**Records contained in a dataset**
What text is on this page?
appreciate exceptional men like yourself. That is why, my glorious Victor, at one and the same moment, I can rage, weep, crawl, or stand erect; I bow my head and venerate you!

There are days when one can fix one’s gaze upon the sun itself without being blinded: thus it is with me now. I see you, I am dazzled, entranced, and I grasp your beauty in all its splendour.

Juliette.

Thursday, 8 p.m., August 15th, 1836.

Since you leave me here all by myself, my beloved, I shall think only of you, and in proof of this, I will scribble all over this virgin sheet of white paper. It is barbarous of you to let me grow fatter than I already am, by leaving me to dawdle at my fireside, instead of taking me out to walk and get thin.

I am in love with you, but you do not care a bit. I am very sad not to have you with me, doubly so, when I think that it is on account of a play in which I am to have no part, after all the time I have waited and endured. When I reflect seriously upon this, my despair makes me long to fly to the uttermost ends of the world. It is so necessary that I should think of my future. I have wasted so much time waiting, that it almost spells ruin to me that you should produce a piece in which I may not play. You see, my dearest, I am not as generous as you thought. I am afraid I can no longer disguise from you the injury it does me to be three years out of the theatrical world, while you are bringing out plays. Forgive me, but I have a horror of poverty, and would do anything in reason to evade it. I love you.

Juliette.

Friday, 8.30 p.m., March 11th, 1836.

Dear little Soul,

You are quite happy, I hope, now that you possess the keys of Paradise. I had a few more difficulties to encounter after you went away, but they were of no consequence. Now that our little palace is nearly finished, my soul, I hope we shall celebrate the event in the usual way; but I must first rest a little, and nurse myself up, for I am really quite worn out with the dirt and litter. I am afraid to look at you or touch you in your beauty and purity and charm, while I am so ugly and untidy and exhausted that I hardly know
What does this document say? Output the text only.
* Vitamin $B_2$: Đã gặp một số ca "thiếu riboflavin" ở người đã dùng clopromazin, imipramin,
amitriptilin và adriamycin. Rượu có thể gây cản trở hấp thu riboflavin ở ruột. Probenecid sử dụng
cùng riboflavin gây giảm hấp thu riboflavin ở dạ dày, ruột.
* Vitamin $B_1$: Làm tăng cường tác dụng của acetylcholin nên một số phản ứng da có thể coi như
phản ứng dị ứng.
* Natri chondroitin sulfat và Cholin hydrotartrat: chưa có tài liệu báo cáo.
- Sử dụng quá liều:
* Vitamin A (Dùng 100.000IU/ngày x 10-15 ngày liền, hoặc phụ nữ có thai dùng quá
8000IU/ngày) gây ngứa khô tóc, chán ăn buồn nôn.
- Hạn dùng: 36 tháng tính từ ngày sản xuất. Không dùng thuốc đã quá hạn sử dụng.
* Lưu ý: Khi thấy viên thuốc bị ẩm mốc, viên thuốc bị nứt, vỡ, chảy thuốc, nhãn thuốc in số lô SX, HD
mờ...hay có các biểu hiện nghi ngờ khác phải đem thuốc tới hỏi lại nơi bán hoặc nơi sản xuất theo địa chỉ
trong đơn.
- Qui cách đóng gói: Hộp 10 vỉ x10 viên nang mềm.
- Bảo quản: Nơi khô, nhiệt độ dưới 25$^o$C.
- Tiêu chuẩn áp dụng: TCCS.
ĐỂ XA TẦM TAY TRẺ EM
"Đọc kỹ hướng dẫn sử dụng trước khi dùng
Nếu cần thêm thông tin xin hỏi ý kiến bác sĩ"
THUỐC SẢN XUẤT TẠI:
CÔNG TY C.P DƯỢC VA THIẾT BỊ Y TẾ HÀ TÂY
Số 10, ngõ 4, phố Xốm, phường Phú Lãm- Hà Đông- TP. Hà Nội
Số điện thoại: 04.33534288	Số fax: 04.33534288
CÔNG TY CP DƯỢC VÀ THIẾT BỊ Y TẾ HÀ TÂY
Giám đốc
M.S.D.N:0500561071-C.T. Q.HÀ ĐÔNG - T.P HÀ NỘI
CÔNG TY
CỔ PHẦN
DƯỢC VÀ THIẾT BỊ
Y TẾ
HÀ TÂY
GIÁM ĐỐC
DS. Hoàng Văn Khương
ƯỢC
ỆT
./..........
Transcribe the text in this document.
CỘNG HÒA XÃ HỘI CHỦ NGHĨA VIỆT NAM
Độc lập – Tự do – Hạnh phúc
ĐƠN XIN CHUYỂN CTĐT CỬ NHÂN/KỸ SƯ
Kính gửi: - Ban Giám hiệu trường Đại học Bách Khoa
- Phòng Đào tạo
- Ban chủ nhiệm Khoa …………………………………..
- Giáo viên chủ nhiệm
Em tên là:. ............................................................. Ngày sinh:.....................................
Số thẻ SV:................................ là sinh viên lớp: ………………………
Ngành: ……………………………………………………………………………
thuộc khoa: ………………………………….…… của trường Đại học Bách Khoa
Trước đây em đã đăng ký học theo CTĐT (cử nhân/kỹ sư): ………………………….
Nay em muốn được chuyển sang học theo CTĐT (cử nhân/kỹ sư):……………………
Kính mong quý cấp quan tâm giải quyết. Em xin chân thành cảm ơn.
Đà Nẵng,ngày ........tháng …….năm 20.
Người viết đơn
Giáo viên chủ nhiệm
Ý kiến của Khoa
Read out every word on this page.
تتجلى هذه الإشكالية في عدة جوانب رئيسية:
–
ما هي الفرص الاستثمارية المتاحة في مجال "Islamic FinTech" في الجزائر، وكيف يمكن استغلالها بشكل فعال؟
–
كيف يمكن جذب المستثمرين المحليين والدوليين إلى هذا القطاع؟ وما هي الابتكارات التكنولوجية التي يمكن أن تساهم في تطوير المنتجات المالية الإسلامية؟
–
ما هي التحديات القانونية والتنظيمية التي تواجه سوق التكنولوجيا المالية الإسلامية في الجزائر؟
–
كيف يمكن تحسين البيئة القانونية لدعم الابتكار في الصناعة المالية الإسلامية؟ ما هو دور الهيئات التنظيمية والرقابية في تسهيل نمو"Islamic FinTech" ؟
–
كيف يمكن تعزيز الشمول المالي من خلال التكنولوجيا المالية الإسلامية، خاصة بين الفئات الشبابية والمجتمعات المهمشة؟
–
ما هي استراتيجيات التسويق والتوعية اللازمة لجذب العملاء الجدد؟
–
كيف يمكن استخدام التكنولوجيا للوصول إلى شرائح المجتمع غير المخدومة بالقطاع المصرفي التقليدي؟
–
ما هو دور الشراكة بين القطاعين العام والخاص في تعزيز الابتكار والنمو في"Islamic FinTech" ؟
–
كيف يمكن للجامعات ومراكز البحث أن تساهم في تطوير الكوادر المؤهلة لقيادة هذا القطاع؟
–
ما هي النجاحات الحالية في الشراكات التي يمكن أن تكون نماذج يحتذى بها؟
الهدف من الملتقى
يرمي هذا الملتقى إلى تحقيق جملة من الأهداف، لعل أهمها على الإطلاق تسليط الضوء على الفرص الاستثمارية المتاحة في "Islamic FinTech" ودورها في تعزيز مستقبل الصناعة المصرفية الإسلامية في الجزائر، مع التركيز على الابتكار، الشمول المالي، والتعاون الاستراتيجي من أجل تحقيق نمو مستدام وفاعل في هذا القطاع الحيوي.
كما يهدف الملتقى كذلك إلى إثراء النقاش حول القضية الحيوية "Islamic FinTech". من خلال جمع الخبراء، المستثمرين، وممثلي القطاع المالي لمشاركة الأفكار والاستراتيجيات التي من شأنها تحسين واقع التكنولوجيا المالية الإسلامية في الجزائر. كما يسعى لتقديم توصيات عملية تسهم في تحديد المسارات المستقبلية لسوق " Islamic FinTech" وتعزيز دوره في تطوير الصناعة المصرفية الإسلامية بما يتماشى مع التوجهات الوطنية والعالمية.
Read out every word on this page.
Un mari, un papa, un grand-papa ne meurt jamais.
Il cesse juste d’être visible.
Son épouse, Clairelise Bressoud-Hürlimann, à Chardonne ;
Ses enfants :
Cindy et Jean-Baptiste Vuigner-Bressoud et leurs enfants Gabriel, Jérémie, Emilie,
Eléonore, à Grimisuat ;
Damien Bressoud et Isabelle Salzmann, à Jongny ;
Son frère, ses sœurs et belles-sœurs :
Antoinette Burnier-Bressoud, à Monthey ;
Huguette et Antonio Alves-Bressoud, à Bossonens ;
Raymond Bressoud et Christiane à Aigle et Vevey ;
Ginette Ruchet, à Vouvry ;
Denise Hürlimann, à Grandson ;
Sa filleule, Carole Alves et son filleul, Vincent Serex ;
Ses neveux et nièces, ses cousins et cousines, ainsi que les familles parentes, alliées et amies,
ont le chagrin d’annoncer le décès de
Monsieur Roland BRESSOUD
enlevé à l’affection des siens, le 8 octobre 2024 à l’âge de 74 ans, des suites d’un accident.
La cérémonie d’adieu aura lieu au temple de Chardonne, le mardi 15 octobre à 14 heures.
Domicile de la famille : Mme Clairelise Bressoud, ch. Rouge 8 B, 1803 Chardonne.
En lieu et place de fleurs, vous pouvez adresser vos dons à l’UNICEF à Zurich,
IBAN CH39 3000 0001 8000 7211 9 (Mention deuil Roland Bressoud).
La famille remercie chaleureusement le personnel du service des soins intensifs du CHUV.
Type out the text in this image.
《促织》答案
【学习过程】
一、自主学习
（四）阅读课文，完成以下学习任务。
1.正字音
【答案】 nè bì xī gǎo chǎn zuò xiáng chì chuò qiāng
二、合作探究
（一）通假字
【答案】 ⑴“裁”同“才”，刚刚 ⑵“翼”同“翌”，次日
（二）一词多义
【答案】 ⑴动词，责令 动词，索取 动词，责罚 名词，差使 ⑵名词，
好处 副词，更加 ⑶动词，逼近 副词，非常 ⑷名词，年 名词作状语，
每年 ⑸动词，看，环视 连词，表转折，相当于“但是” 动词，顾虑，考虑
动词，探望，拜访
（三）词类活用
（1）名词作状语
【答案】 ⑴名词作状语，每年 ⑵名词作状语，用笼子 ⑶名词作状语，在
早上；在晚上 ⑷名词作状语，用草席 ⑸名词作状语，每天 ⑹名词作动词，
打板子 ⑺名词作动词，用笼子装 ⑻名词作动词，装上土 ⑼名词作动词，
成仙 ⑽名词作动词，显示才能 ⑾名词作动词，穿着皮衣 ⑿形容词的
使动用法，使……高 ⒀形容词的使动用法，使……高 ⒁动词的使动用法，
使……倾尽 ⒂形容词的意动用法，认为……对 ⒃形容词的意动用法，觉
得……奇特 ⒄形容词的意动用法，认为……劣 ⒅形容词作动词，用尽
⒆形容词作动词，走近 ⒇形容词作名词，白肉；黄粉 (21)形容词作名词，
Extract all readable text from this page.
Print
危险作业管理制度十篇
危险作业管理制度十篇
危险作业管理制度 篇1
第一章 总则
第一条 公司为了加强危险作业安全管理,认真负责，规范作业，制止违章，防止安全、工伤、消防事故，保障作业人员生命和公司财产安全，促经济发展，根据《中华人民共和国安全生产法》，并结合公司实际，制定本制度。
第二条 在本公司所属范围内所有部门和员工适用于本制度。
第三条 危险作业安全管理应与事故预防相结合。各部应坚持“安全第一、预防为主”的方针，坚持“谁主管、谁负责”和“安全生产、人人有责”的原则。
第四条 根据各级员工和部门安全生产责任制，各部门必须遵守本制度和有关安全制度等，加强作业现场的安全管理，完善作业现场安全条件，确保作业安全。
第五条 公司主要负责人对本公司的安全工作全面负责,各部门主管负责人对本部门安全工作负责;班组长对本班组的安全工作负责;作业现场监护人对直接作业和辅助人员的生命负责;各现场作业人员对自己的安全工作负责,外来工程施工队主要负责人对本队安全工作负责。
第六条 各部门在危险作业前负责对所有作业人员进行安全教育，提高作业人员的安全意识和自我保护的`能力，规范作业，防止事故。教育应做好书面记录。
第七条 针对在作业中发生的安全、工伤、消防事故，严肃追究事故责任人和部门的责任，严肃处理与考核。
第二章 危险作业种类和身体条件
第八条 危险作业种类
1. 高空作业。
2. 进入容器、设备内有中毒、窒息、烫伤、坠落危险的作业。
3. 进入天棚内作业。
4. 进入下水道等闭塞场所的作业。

**Objective**
List all lines where "theo" occurs.

**Solved problem**
mờ...hay có các biểu hiện nghi ngờ khác phải đem thuốc tới hỏi lại nơi bán hoặc nơi sản xuất theo địa chỉ
Trước đây em đã đăng ký học theo CTĐT (cử nhân/kỹ sư): ………………………….
Nay em muốn được chuyển sang học theo CTĐT (cử nhân/kỹ sư):……………………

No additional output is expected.